▶ [PROBLEM DETAILS]
Can you rewrite the rows below, renaming every "flourish-loop" to "flourish-curl" and leaving everything else unchanged?

>>>

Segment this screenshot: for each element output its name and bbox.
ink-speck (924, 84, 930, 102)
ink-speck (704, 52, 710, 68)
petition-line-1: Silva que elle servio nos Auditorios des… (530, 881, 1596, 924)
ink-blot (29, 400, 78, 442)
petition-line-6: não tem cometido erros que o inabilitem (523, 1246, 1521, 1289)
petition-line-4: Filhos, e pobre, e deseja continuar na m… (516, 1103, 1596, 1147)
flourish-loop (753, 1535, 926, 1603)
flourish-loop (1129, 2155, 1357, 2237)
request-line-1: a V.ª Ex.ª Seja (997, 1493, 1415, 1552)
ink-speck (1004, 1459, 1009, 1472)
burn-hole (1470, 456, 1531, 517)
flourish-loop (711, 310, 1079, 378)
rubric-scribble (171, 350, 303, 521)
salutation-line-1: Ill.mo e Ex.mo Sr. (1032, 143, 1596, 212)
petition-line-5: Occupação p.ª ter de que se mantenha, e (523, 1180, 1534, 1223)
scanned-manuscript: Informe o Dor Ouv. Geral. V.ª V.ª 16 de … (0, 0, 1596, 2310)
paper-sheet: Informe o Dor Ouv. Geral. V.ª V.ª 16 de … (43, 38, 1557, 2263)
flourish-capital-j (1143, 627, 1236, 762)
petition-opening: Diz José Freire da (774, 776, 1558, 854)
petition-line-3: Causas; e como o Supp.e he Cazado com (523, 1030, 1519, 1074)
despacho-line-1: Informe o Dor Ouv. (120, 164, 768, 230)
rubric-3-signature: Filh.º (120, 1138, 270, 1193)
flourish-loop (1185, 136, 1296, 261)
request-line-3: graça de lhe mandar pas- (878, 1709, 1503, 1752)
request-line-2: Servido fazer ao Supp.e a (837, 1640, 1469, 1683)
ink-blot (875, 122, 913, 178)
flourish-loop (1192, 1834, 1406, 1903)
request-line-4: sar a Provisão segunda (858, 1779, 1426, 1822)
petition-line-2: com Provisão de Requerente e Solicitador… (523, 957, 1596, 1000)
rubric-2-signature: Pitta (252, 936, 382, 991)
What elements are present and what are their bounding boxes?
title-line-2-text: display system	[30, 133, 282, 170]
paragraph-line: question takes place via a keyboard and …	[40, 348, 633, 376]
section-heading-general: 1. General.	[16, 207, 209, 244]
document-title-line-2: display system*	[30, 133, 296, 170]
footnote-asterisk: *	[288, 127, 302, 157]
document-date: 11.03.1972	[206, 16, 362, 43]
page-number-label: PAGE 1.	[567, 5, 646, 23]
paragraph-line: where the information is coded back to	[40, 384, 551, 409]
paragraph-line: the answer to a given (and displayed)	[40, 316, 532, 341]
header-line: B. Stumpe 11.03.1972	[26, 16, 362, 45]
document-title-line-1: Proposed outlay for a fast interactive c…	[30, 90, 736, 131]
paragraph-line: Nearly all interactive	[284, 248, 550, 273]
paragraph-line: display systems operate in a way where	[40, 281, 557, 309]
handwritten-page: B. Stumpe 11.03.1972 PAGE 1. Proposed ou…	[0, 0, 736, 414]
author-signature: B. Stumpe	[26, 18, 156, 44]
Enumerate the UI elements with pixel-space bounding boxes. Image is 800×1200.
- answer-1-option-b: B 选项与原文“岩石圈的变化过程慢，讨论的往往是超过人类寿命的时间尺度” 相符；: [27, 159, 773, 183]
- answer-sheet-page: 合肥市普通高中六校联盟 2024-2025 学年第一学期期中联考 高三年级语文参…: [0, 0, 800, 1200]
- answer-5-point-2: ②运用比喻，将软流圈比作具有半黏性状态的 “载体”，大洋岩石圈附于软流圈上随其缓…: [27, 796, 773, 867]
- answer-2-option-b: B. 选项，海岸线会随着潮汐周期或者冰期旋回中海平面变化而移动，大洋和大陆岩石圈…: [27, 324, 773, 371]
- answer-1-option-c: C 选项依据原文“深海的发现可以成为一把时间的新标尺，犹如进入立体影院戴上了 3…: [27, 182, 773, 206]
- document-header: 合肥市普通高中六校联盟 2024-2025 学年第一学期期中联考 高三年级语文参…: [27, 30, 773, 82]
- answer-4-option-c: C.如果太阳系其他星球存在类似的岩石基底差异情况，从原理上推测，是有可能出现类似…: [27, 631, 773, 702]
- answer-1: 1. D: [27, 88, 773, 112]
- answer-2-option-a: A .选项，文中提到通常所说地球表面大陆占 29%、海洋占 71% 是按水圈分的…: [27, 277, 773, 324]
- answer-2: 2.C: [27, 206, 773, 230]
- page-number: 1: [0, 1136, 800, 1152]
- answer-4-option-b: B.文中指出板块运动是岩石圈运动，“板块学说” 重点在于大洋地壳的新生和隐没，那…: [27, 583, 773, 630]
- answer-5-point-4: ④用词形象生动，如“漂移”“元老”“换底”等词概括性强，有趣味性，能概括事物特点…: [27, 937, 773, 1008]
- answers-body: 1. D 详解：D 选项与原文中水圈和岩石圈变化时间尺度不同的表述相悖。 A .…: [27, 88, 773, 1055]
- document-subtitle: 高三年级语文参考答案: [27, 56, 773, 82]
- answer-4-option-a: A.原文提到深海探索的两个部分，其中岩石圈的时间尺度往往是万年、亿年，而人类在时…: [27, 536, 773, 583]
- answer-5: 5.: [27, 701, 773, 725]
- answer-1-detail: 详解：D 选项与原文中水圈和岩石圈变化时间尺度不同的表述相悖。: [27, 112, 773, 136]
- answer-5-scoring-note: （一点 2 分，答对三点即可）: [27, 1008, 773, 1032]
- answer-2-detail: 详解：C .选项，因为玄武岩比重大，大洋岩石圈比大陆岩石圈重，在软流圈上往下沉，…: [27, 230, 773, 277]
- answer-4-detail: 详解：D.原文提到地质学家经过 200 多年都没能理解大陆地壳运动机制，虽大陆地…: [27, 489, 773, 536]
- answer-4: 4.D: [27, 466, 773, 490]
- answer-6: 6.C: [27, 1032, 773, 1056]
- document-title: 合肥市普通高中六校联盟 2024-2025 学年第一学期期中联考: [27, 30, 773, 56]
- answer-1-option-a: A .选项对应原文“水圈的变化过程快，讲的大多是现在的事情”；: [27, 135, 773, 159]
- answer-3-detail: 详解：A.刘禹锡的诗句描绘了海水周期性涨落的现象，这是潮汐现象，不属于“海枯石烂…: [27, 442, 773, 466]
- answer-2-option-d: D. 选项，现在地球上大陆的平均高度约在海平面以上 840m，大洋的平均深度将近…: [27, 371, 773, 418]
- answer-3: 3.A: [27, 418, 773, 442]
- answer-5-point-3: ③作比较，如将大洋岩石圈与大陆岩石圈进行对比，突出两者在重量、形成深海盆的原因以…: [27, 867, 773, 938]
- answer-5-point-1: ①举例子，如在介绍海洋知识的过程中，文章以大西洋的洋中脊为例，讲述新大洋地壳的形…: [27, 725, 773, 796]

<<<

▶ [TASK ANSWER]
Segment this screenshot: for each element output its name and bbox.
ink-speck (924, 84, 930, 102)
ink-speck (704, 52, 710, 68)
petition-line-1: Silva que elle servio nos Auditorios des… (530, 881, 1596, 924)
ink-blot (29, 400, 78, 442)
petition-line-6: não tem cometido erros que o inabilitem (523, 1246, 1521, 1289)
petition-line-4: Filhos, e pobre, e deseja continuar na m… (516, 1103, 1596, 1147)
flourish-curl (753, 1535, 926, 1603)
flourish-curl (1129, 2155, 1357, 2237)
request-line-1: a V.ª Ex.ª Seja (997, 1493, 1415, 1552)
ink-speck (1004, 1459, 1009, 1472)
burn-hole (1470, 456, 1531, 517)
flourish-curl (711, 310, 1079, 378)
rubric-scribble (171, 350, 303, 521)
salutation-line-1: Ill.mo e Ex.mo Sr. (1032, 143, 1596, 212)
petition-line-5: Occupação p.ª ter de que se mantenha, e (523, 1180, 1534, 1223)
scanned-manuscript: Informe o Dor Ouv. Geral. V.ª V.ª 16 de … (0, 0, 1596, 2310)
paper-sheet: Informe o Dor Ouv. Geral. V.ª V.ª 16 de … (43, 38, 1557, 2263)
flourish-capital-j (1143, 627, 1236, 762)
petition-opening: Diz José Freire da (774, 776, 1558, 854)
petition-line-3: Causas; e como o Supp.e he Cazado com (523, 1030, 1519, 1074)
despacho-line-1: Informe o Dor Ouv. (120, 164, 768, 230)
rubric-3-signature: Filh.º (120, 1138, 270, 1193)
flourish-curl (1185, 136, 1296, 261)
request-line-3: graça de lhe mandar pas- (878, 1709, 1503, 1752)
request-line-2: Servido fazer ao Supp.e a (837, 1640, 1469, 1683)
ink-blot (875, 122, 913, 178)
flourish-curl (1192, 1834, 1406, 1903)
request-line-4: sar a Provisão segunda (858, 1779, 1426, 1822)
petition-line-2: com Provisão de Requerente e Solicitador… (523, 957, 1596, 1000)
rubric-2-signature: Pitta (252, 936, 382, 991)
What elements are present and what are their bounding boxes?
title-line-2-text: display system	[30, 133, 282, 170]
paragraph-line: question takes place via a keyboard and …	[40, 348, 633, 376]
section-heading-general: 1. General.	[16, 207, 209, 244]
document-title-line-2: display system*	[30, 133, 296, 170]
footnote-asterisk: *	[288, 127, 302, 157]
document-date: 11.03.1972	[206, 16, 362, 43]
page-number-label: PAGE 1.	[567, 5, 646, 23]
paragraph-line: where the information is coded back to	[40, 384, 551, 409]
paragraph-line: the answer to a given (and displayed)	[40, 316, 532, 341]
header-line: B. Stumpe 11.03.1972	[26, 16, 362, 45]
document-title-line-1: Proposed outlay for a fast interactive c…	[30, 90, 736, 131]
paragraph-line: Nearly all interactive	[284, 248, 550, 273]
paragraph-line: display systems operate in a way where	[40, 281, 557, 309]
handwritten-page: B. Stumpe 11.03.1972 PAGE 1. Proposed ou…	[0, 0, 736, 414]
author-signature: B. Stumpe	[26, 18, 156, 44]
Enumerate the UI elements with pixel-space bounding boxes. Image is 800×1200.
- answer-1-option-b: B 选项与原文“岩石圈的变化过程慢，讨论的往往是超过人类寿命的时间尺度” 相符；: [27, 159, 773, 183]
- answer-sheet-page: 合肥市普通高中六校联盟 2024-2025 学年第一学期期中联考 高三年级语文参…: [0, 0, 800, 1200]
- answer-5-point-2: ②运用比喻，将软流圈比作具有半黏性状态的 “载体”，大洋岩石圈附于软流圈上随其缓…: [27, 796, 773, 867]
- answer-2-option-b: B. 选项，海岸线会随着潮汐周期或者冰期旋回中海平面变化而移动，大洋和大陆岩石圈…: [27, 324, 773, 371]
- answer-1-option-c: C 选项依据原文“深海的发现可以成为一把时间的新标尺，犹如进入立体影院戴上了 3…: [27, 182, 773, 206]
- document-header: 合肥市普通高中六校联盟 2024-2025 学年第一学期期中联考 高三年级语文参…: [27, 30, 773, 82]
- answer-4-option-c: C.如果太阳系其他星球存在类似的岩石基底差异情况，从原理上推测，是有可能出现类似…: [27, 631, 773, 702]
- answer-1: 1. D: [27, 88, 773, 112]
- answer-2-option-a: A .选项，文中提到通常所说地球表面大陆占 29%、海洋占 71% 是按水圈分的…: [27, 277, 773, 324]
- answer-2: 2.C: [27, 206, 773, 230]
- page-number: 1: [0, 1136, 800, 1152]
- answer-4-option-b: B.文中指出板块运动是岩石圈运动，“板块学说” 重点在于大洋地壳的新生和隐没，那…: [27, 583, 773, 630]
- answer-5-point-4: ④用词形象生动，如“漂移”“元老”“换底”等词概括性强，有趣味性，能概括事物特点…: [27, 937, 773, 1008]
- answers-body: 1. D 详解：D 选项与原文中水圈和岩石圈变化时间尺度不同的表述相悖。 A .…: [27, 88, 773, 1055]
- document-subtitle: 高三年级语文参考答案: [27, 56, 773, 82]
- answer-4-option-a: A.原文提到深海探索的两个部分，其中岩石圈的时间尺度往往是万年、亿年，而人类在时…: [27, 536, 773, 583]
- answer-5: 5.: [27, 701, 773, 725]
- answer-1-detail: 详解：D 选项与原文中水圈和岩石圈变化时间尺度不同的表述相悖。: [27, 112, 773, 136]
- answer-5-scoring-note: （一点 2 分，答对三点即可）: [27, 1008, 773, 1032]
- answer-2-detail: 详解：C .选项，因为玄武岩比重大，大洋岩石圈比大陆岩石圈重，在软流圈上往下沉，…: [27, 230, 773, 277]
- answer-4-detail: 详解：D.原文提到地质学家经过 200 多年都没能理解大陆地壳运动机制，虽大陆地…: [27, 489, 773, 536]
- answer-4: 4.D: [27, 466, 773, 490]
- answer-6: 6.C: [27, 1032, 773, 1056]
- document-title: 合肥市普通高中六校联盟 2024-2025 学年第一学期期中联考: [27, 30, 773, 56]
- answer-1-option-a: A .选项对应原文“水圈的变化过程快，讲的大多是现在的事情”；: [27, 135, 773, 159]
- answer-3-detail: 详解：A.刘禹锡的诗句描绘了海水周期性涨落的现象，这是潮汐现象，不属于“海枯石烂…: [27, 442, 773, 466]
- answer-2-option-d: D. 选项，现在地球上大陆的平均高度约在海平面以上 840m，大洋的平均深度将近…: [27, 371, 773, 418]
- answer-3: 3.A: [27, 418, 773, 442]
- answer-5-point-3: ③作比较，如将大洋岩石圈与大陆岩石圈进行对比，突出两者在重量、形成深海盆的原因以…: [27, 867, 773, 938]
- answer-5-point-1: ①举例子，如在介绍海洋知识的过程中，文章以大西洋的洋中脊为例，讲述新大洋地壳的形…: [27, 725, 773, 796]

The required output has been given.